» **DIRECTIONS FOR THIS TASK**: How many lines of the entries below include the word "screenshot"? Answer with the number alone.

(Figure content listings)
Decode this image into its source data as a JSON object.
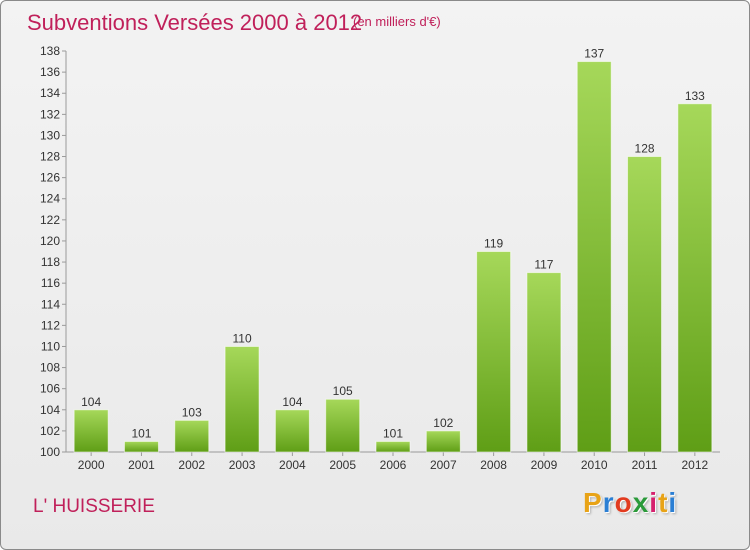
{
  "header": {
    "title": "Subventions Versées 2000 à 2012",
    "unit": "(en milliers d'€)"
  },
  "footer": {
    "place": "L' HUISSERIE",
    "logo_letters": [
      "P",
      "r",
      "o",
      "x",
      "i",
      "t",
      "i"
    ],
    "logo_colors": [
      "#e8a317",
      "#2b7fd4",
      "#e23b1f",
      "#2b9a3a",
      "#d6206e",
      "#e8a317",
      "#2b7fd4"
    ]
  },
  "colors": {
    "title": "#c0205a",
    "bar_light": "#a6d85a",
    "bar_dark": "#5f9e16",
    "axis": "#9a9a9a"
  },
  "chart_data": {
    "type": "bar",
    "title": "Subventions Versées 2000 à 2012",
    "subtitle": "(en milliers d'€)",
    "xlabel": "",
    "ylabel": "",
    "categories": [
      "2000",
      "2001",
      "2002",
      "2003",
      "2004",
      "2005",
      "2006",
      "2007",
      "2008",
      "2009",
      "2010",
      "2011",
      "2012"
    ],
    "values": [
      104,
      101,
      103,
      110,
      104,
      105,
      101,
      102,
      119,
      117,
      137,
      128,
      133
    ],
    "ylim": [
      100,
      138
    ],
    "yticks": [
      100,
      102,
      104,
      106,
      108,
      110,
      112,
      114,
      116,
      118,
      120,
      122,
      124,
      126,
      128,
      130,
      132,
      134,
      136,
      138
    ],
    "grid": false,
    "legend": "none",
    "data_labels": true
  }
}
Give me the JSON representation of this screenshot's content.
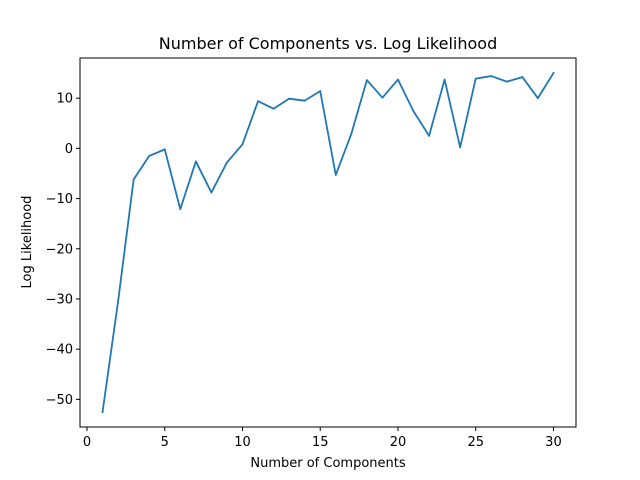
{
  "chart_data": {
    "type": "line",
    "title": "Number of Components vs. Log Likelihood",
    "xlabel": "Number of Components",
    "ylabel": "Log Likelihood",
    "xlim": [
      -0.45,
      31.45
    ],
    "ylim": [
      -55.5,
      18.0
    ],
    "x_ticks": [
      0,
      5,
      10,
      15,
      20,
      25,
      30
    ],
    "x_tick_labels": [
      "0",
      "5",
      "10",
      "15",
      "20",
      "25",
      "30"
    ],
    "y_ticks": [
      10,
      0,
      -10,
      -20,
      -30,
      -40,
      -50
    ],
    "y_tick_labels": [
      "10",
      "0",
      "−10",
      "−20",
      "−30",
      "−40",
      "−50"
    ],
    "grid": false,
    "legend": "none",
    "series": [
      {
        "color": "#1f77b4",
        "x": [
          1,
          2,
          3,
          4,
          5,
          6,
          7,
          8,
          9,
          10,
          11,
          12,
          13,
          14,
          15,
          16,
          17,
          18,
          19,
          20,
          21,
          22,
          23,
          24,
          25,
          26,
          27,
          28,
          29,
          30
        ],
        "values": [
          -52.5,
          -30.5,
          -6.2,
          -1.5,
          -0.2,
          -12.1,
          -2.6,
          -8.8,
          -2.8,
          0.8,
          9.4,
          7.9,
          9.9,
          9.5,
          11.4,
          -5.3,
          2.9,
          13.6,
          10.1,
          13.7,
          7.4,
          2.5,
          13.7,
          0.2,
          13.9,
          14.4,
          13.3,
          14.2,
          10.0,
          15.0
        ]
      }
    ]
  }
}
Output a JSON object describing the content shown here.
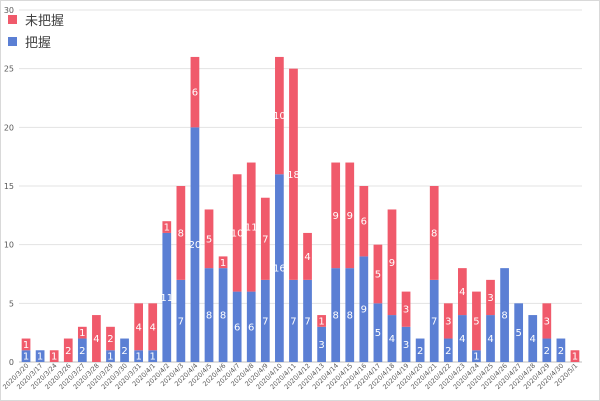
{
  "chart_data": {
    "type": "bar",
    "stacked": true,
    "title": "",
    "xlabel": "",
    "ylabel": "",
    "ylim": [
      0,
      30
    ],
    "yticks": [
      0,
      5,
      10,
      15,
      20,
      25,
      30
    ],
    "grid": true,
    "legend_position": "top-left",
    "colors": {
      "known": "#5b7fd4",
      "unknown": "#f05a6b"
    },
    "categories": [
      "2020/3/20",
      "2020/3/17",
      "2020/3/24",
      "2020/3/26",
      "2020/3/27",
      "2020/3/28",
      "2020/3/29",
      "2020/3/30",
      "2020/3/31",
      "2020/4/1",
      "2020/4/2",
      "2020/4/3",
      "2020/4/4",
      "2020/4/5",
      "2020/4/6",
      "2020/4/7",
      "2020/4/8",
      "2020/4/9",
      "2020/4/10",
      "2020/4/11",
      "2020/4/12",
      "2020/4/13",
      "2020/4/14",
      "2020/4/15",
      "2020/4/16",
      "2020/4/17",
      "2020/4/18",
      "2020/4/19",
      "2020/4/20",
      "2020/4/21",
      "2020/4/22",
      "2020/4/23",
      "2020/4/24",
      "2020/4/25",
      "2020/4/26",
      "2020/4/27",
      "2020/4/28",
      "2020/4/29",
      "2020/4/30",
      "2020/5/1"
    ],
    "series": [
      {
        "name": "把握",
        "key": "known",
        "values": [
          1,
          1,
          0,
          0,
          2,
          0,
          1,
          2,
          1,
          1,
          11,
          7,
          20,
          8,
          8,
          6,
          6,
          7,
          16,
          7,
          7,
          3,
          8,
          8,
          9,
          5,
          4,
          3,
          2,
          7,
          2,
          4,
          1,
          4,
          8,
          5,
          4,
          2,
          2,
          0
        ]
      },
      {
        "name": "未把握",
        "key": "unknown",
        "values": [
          1,
          0,
          1,
          2,
          1,
          4,
          2,
          0,
          4,
          4,
          1,
          8,
          6,
          5,
          1,
          10,
          11,
          7,
          10,
          18,
          4,
          1,
          9,
          9,
          6,
          5,
          9,
          3,
          0,
          8,
          3,
          4,
          5,
          3,
          0,
          0,
          0,
          3,
          0,
          1
        ]
      }
    ]
  }
}
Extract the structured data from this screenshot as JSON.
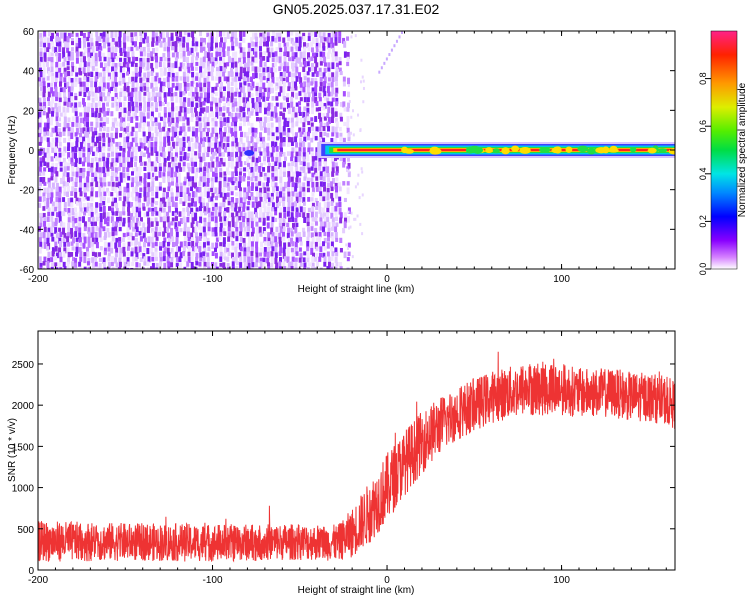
{
  "title": "GN05.2025.037.17.31.E02",
  "chart_data": [
    {
      "type": "heatmap",
      "title": "GN05.2025.037.17.31.E02",
      "xlabel": "Height of straight line (km)",
      "ylabel": "Frequency (Hz)",
      "xlim": [
        -200,
        165
      ],
      "ylim": [
        -60,
        60
      ],
      "x_ticks": [
        "-200",
        "-100",
        "0",
        "100"
      ],
      "y_ticks": [
        "60",
        "40",
        "20",
        "0",
        "-20",
        "-40",
        "-60"
      ],
      "colorbar": {
        "label": "Normalized spectral amplitude",
        "range": [
          0,
          1
        ],
        "ticks": [
          "0.8",
          "0.6",
          "0.4",
          "0.2",
          "0.0"
        ],
        "colormap": "rainbow (magenta-blue-cyan-green-yellow-red)"
      },
      "features": {
        "noise_region_x": [
          -200,
          -25
        ],
        "noise_amplitude": "low (0.0-0.2)",
        "signal_line_frequency_hz": 0,
        "signal_line_x": [
          -40,
          165
        ],
        "signal_amplitude": "high (~0.9)",
        "faint_trace": {
          "x": [
            -5,
            8
          ],
          "frequency_hz": [
            40,
            60
          ]
        }
      }
    },
    {
      "type": "line",
      "xlabel": "Height of straight line (km)",
      "ylabel": "SNR (10 * v/v)",
      "xlim": [
        -200,
        165
      ],
      "ylim": [
        0,
        2900
      ],
      "x_ticks": [
        "-200",
        "-100",
        "0",
        "100"
      ],
      "y_ticks": [
        "0",
        "500",
        "1000",
        "1500",
        "2000",
        "2500"
      ],
      "series_color": "#ee3333",
      "envelope": {
        "x": [
          -200,
          -150,
          -100,
          -50,
          -28,
          -20,
          -10,
          0,
          10,
          20,
          30,
          40,
          50,
          60,
          70,
          80,
          90,
          100,
          110,
          120,
          130,
          140,
          150,
          160,
          165
        ],
        "mean": [
          350,
          340,
          330,
          340,
          330,
          450,
          700,
          1000,
          1300,
          1550,
          1750,
          1900,
          2000,
          2100,
          2150,
          2200,
          2200,
          2200,
          2150,
          2150,
          2150,
          2100,
          2100,
          2050,
          2000
        ],
        "amplitude": [
          250,
          230,
          230,
          220,
          220,
          300,
          380,
          420,
          400,
          380,
          350,
          330,
          320,
          320,
          320,
          330,
          330,
          320,
          300,
          300,
          300,
          300,
          300,
          300,
          300
        ]
      }
    }
  ]
}
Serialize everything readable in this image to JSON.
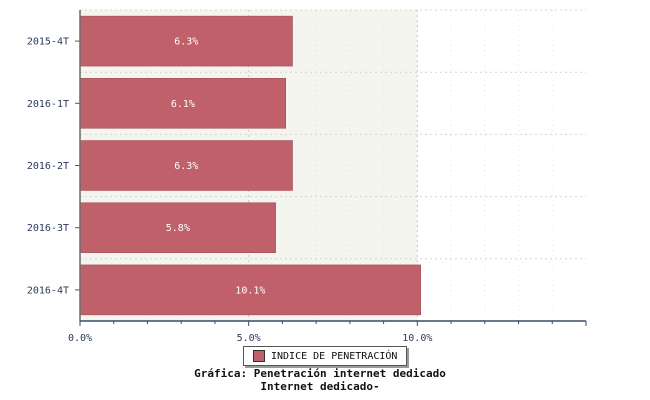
{
  "chart_data": {
    "type": "bar",
    "orientation": "horizontal",
    "categories": [
      "2015-4T",
      "2016-1T",
      "2016-2T",
      "2016-3T",
      "2016-4T"
    ],
    "series": [
      {
        "name": "INDICE DE PENETRACIÓN",
        "values": [
          6.3,
          6.1,
          6.3,
          5.8,
          10.1
        ],
        "color": "#c0606a"
      }
    ],
    "data_labels": [
      "6.3%",
      "6.1%",
      "6.3%",
      "5.8%",
      "10.1%"
    ],
    "x_ticks": [
      "0.0%",
      "5.0%",
      "10.0%"
    ],
    "xlim": [
      0,
      15
    ],
    "grid": true,
    "legend_position": "bottom"
  },
  "caption": {
    "line1": "Gráfica: Penetración internet dedicado",
    "line2": "Internet dedicado-"
  }
}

» **EXERCISE RESPONSE**: 2